* Direction:
Search the entries below. Return every line that has "畜牧兽医岗" in it.

* Some records:
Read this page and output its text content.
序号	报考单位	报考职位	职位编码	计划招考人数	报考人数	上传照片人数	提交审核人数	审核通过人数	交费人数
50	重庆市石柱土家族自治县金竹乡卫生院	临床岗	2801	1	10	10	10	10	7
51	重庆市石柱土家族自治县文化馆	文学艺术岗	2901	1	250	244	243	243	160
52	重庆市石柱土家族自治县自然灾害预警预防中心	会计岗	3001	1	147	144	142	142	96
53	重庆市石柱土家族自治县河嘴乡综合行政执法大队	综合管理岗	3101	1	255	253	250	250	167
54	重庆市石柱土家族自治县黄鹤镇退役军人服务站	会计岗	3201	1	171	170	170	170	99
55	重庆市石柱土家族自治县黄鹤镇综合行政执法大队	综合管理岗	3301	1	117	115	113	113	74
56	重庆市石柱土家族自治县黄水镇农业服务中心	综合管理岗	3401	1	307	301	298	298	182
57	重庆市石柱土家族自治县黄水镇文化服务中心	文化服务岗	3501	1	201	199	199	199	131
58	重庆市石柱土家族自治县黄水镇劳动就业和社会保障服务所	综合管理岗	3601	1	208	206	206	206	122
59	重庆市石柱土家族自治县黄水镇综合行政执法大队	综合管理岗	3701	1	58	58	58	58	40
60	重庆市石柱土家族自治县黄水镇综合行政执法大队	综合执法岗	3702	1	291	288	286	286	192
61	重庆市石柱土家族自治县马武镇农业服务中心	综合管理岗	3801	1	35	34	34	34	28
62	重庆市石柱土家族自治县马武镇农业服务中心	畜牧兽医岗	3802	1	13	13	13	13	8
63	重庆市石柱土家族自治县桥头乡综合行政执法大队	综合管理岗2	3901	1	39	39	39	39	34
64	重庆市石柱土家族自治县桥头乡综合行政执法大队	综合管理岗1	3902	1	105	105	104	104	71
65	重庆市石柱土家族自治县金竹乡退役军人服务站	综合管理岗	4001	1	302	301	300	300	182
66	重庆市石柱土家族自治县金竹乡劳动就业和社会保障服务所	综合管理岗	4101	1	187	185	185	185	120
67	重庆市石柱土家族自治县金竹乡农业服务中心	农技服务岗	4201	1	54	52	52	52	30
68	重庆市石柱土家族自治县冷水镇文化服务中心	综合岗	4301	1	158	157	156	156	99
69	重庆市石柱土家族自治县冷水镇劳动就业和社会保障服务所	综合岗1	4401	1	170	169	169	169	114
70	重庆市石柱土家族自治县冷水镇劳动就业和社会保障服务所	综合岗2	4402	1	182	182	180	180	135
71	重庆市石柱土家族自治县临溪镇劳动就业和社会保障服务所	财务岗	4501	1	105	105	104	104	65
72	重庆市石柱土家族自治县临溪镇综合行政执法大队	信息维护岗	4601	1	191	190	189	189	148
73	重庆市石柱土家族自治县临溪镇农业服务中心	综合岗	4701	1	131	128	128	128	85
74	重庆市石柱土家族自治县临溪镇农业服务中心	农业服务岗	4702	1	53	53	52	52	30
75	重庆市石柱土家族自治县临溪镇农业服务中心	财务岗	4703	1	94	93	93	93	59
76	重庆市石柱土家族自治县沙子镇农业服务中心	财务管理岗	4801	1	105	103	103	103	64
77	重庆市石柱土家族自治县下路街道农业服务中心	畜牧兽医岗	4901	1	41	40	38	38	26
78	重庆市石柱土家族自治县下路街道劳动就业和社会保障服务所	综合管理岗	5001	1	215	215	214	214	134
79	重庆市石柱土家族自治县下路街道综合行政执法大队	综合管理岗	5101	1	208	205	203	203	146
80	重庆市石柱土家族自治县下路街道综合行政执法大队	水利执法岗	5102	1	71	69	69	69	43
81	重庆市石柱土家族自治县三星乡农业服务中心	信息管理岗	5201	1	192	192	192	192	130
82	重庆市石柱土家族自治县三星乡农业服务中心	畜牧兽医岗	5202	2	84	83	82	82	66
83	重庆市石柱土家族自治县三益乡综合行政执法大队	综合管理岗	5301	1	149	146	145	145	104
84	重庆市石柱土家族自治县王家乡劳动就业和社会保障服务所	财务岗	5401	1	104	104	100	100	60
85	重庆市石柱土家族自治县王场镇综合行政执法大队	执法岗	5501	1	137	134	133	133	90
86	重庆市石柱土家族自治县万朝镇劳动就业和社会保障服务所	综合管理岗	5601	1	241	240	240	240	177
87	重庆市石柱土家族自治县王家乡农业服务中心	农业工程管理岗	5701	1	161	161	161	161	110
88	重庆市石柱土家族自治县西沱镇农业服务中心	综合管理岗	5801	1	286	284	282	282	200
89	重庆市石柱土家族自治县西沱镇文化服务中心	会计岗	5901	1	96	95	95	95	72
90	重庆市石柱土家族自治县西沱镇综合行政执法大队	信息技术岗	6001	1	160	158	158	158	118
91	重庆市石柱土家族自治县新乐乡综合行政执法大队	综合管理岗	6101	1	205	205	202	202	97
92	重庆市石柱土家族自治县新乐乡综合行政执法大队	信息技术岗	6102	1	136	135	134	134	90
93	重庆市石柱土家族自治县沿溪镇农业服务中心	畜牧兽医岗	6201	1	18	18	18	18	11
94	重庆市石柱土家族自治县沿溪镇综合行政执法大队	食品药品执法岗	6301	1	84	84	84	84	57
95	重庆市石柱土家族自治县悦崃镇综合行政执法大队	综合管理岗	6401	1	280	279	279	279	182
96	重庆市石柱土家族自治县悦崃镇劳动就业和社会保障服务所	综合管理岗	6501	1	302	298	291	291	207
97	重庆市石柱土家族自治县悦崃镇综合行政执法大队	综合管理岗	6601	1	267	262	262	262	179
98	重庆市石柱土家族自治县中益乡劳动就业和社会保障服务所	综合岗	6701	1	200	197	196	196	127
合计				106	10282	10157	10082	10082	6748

* Exercise solution:
62	重庆市石柱土家族自治县马武镇农业服务中心	畜牧兽医岗	3802	1	13	13	13	13	8
77	重庆市石柱土家族自治县下路街道农业服务中心	畜牧兽医岗	4901	1	41	40	38	38	26
82	重庆市石柱土家族自治县三星乡农业服务中心	畜牧兽医岗	5202	2	84	83	82	82	66
93	重庆市石柱土家族自治县沿溪镇农业服务中心	畜牧兽医岗	6201	1	18	18	18	18	11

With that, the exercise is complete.